SET PROBLEM:
Could you give the data below again, exactly and completely?

--

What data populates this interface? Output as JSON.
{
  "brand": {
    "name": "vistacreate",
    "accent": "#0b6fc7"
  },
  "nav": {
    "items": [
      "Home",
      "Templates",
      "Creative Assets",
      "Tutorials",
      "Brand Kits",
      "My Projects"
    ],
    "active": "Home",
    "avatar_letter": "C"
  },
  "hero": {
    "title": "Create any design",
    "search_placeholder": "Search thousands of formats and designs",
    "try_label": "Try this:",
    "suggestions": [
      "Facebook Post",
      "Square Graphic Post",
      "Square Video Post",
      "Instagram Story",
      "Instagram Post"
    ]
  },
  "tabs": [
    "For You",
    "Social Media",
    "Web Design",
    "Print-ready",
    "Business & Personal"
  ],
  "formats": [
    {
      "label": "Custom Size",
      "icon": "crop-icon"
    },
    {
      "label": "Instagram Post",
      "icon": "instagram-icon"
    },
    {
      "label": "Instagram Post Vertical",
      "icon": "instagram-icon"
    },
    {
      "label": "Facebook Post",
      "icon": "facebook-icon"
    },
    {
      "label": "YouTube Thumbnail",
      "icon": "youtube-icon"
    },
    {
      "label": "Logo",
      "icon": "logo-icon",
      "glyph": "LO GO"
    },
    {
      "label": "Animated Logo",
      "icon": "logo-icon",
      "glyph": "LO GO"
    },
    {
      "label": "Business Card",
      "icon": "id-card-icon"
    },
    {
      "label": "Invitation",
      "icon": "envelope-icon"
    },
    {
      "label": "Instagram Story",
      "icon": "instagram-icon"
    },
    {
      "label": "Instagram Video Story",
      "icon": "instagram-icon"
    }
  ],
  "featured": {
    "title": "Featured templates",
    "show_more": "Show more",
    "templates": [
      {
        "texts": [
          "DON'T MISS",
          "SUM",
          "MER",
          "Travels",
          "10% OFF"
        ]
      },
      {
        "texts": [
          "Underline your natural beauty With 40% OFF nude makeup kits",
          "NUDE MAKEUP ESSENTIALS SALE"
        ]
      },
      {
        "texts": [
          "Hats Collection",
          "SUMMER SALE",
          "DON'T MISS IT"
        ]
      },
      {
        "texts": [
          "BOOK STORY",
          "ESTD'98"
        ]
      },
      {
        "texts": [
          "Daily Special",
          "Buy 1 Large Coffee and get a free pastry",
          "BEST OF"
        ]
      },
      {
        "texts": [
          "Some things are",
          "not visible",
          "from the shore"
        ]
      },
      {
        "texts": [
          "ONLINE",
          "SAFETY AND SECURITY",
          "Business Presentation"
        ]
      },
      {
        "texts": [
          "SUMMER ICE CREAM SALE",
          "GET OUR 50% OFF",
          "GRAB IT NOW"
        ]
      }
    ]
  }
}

--

SOLUTION TO THE EXERCISE:
What data populates this interface? Output as JSON.
{
  "brand": {
    "name": "vistacreate",
    "accent": "#0b6fc7"
  },
  "nav": {
    "items": [
      "Home",
      "Templates",
      "Creative Assets",
      "Tutorials",
      "Brand Kits",
      "My Projects"
    ],
    "active": "Home",
    "avatar_letter": "C"
  },
  "hero": {
    "title": "Create any design",
    "search_placeholder": "Search thousands of formats and designs",
    "try_label": "Try this:",
    "suggestions": [
      "Facebook Post",
      "Square Graphic Post",
      "Square Video Post",
      "Instagram Story",
      "Instagram Post"
    ]
  },
  "tabs": [
    "For You",
    "Social Media",
    "Web Design",
    "Print-ready",
    "Business & Personal"
  ],
  "formats": [
    {
      "label": "Custom Size",
      "icon": "crop-icon"
    },
    {
      "label": "Instagram Post",
      "icon": "instagram-icon"
    },
    {
      "label": "Instagram Post Vertical",
      "icon": "instagram-icon"
    },
    {
      "label": "Facebook Post",
      "icon": "facebook-icon"
    },
    {
      "label": "YouTube Thumbnail",
      "icon": "youtube-icon"
    },
    {
      "label": "Logo",
      "icon": "logo-icon",
      "glyph": "LO GO"
    },
    {
      "label": "Animated Logo",
      "icon": "logo-icon",
      "glyph": "LO GO"
    },
    {
      "label": "Business Card",
      "icon": "id-card-icon"
    },
    {
      "label": "Invitation",
      "icon": "envelope-icon"
    },
    {
      "label": "Instagram Story",
      "icon": "instagram-icon"
    },
    {
      "label": "Instagram Video Story",
      "icon": "instagram-icon"
    }
  ],
  "featured": {
    "title": "Featured templates",
    "show_more": "Show more",
    "templates": [
      {
        "texts": [
          "DON'T MISS",
          "SUM",
          "MER",
          "Travels",
          "10% OFF"
        ]
      },
      {
        "texts": [
          "Underline your natural beauty With 40% OFF nude makeup kits",
          "NUDE MAKEUP ESSENTIALS SALE"
        ]
      },
      {
        "texts": [
          "Hats Collection",
          "SUMMER SALE",
          "DON'T MISS IT"
        ]
      },
      {
        "texts": [
          "BOOK STORY",
          "ESTD'98"
        ]
      },
      {
        "texts": [
          "Daily Special",
          "Buy 1 Large Coffee and get a free pastry",
          "BEST OF"
        ]
      },
      {
        "texts": [
          "Some things are",
          "not visible",
          "from the shore"
        ]
      },
      {
        "texts": [
          "ONLINE",
          "SAFETY AND SECURITY",
          "Business Presentation"
        ]
      },
      {
        "texts": [
          "SUMMER ICE CREAM SALE",
          "GET OUR 50% OFF",
          "GRAB IT NOW"
        ]
      }
    ]
  }
}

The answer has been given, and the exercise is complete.